_GIVEN INSTRUCTION_
Collect all lines from the records below that include the word "produced".

■ ■ ■

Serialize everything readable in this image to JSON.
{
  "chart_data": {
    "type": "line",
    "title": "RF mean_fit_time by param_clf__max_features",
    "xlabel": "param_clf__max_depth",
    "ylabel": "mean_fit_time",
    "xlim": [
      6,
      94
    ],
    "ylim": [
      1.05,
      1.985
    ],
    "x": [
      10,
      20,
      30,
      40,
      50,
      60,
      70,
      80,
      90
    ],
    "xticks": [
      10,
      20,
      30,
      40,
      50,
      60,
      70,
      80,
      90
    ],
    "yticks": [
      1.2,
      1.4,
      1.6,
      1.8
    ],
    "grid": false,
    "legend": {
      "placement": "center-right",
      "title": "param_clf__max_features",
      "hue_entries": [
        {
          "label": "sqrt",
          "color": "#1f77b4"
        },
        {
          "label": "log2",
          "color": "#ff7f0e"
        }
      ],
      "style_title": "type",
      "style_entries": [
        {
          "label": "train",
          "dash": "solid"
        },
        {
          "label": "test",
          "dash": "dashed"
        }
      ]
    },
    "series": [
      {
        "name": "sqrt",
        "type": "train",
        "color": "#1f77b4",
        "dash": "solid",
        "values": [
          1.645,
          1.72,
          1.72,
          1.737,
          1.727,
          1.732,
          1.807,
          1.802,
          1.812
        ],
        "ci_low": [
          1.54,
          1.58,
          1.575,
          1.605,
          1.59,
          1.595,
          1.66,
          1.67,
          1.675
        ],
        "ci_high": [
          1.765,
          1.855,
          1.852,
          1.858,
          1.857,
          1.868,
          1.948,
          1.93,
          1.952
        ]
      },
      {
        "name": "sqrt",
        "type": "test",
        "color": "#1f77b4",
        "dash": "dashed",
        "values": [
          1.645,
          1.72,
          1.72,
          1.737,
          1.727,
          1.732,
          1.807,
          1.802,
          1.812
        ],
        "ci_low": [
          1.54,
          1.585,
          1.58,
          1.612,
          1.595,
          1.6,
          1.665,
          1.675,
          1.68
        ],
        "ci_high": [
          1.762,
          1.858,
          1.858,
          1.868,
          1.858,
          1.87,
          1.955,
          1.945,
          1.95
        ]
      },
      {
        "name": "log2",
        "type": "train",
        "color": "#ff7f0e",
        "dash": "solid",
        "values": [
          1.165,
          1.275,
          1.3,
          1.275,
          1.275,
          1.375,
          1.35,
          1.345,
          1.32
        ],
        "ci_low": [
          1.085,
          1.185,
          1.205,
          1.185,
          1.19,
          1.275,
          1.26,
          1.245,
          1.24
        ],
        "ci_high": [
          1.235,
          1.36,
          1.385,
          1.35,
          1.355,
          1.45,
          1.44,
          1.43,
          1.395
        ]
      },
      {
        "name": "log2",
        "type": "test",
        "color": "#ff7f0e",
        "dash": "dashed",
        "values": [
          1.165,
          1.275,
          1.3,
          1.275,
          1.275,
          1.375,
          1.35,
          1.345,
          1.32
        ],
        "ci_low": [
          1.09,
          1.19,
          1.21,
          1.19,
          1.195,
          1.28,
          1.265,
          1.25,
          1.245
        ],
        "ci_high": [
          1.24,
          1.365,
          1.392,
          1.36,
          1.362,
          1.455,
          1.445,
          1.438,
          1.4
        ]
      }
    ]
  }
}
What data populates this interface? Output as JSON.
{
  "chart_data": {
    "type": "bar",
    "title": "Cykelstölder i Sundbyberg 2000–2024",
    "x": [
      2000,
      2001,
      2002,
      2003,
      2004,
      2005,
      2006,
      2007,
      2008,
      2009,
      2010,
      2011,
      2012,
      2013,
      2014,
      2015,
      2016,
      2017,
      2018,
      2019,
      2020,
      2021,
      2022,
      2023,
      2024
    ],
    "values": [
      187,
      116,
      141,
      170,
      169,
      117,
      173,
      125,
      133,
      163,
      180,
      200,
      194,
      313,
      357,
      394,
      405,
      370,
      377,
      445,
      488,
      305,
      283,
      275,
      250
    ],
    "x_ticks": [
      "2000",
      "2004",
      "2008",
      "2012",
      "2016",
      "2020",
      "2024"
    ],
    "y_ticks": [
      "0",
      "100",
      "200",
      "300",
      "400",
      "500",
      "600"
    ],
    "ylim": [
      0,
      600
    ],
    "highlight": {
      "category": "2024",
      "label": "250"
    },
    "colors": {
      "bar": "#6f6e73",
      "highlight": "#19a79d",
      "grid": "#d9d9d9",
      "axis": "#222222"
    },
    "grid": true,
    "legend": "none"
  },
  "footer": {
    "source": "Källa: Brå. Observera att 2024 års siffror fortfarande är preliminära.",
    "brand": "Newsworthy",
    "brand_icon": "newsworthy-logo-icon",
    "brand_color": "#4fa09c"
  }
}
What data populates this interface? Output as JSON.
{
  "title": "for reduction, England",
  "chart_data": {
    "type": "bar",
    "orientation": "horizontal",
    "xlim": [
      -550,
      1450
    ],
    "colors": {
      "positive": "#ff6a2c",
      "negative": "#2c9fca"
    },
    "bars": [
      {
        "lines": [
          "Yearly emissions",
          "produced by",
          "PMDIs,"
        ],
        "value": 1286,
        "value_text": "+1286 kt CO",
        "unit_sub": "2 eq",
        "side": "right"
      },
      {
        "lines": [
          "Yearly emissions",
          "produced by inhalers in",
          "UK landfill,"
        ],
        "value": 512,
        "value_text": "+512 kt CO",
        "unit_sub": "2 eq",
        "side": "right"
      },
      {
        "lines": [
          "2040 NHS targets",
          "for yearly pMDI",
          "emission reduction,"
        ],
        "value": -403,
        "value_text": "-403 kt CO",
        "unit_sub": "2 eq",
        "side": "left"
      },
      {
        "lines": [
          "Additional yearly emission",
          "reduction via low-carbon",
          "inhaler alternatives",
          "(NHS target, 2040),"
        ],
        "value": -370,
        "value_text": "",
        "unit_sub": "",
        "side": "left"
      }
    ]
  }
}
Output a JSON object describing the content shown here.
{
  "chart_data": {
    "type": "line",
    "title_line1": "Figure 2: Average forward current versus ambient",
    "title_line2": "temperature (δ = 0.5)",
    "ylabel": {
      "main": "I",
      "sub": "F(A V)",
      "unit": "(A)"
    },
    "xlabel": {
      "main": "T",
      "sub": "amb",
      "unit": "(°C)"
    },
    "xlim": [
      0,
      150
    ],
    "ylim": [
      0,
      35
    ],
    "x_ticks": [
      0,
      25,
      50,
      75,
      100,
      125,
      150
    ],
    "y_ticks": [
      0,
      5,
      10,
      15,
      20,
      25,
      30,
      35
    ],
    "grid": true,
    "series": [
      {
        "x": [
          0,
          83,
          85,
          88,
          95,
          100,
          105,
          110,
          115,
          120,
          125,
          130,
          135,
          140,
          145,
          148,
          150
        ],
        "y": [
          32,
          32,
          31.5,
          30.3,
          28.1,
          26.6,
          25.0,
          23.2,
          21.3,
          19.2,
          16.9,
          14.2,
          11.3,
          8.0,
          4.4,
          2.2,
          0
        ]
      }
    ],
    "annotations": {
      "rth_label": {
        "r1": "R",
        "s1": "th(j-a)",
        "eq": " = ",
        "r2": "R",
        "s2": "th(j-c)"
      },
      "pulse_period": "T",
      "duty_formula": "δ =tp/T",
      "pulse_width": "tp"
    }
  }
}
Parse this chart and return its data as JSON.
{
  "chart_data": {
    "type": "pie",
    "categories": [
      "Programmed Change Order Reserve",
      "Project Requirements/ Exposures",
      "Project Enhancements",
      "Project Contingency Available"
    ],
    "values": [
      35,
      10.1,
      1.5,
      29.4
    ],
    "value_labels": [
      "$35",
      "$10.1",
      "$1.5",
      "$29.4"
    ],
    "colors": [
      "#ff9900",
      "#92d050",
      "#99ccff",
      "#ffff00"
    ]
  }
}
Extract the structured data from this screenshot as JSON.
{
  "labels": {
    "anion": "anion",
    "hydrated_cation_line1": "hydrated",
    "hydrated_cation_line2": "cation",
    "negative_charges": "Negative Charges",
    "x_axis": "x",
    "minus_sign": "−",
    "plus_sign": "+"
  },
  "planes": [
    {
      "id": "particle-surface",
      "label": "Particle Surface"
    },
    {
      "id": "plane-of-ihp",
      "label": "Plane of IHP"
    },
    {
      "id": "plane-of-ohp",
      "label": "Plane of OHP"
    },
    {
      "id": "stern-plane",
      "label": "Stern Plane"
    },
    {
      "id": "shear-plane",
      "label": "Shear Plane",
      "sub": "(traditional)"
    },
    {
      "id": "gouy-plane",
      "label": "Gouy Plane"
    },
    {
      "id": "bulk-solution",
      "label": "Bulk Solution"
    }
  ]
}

■ ■ ■

_SOLUTION TO THE PROBLEM_
          "produced by",
          "produced by inhalers in",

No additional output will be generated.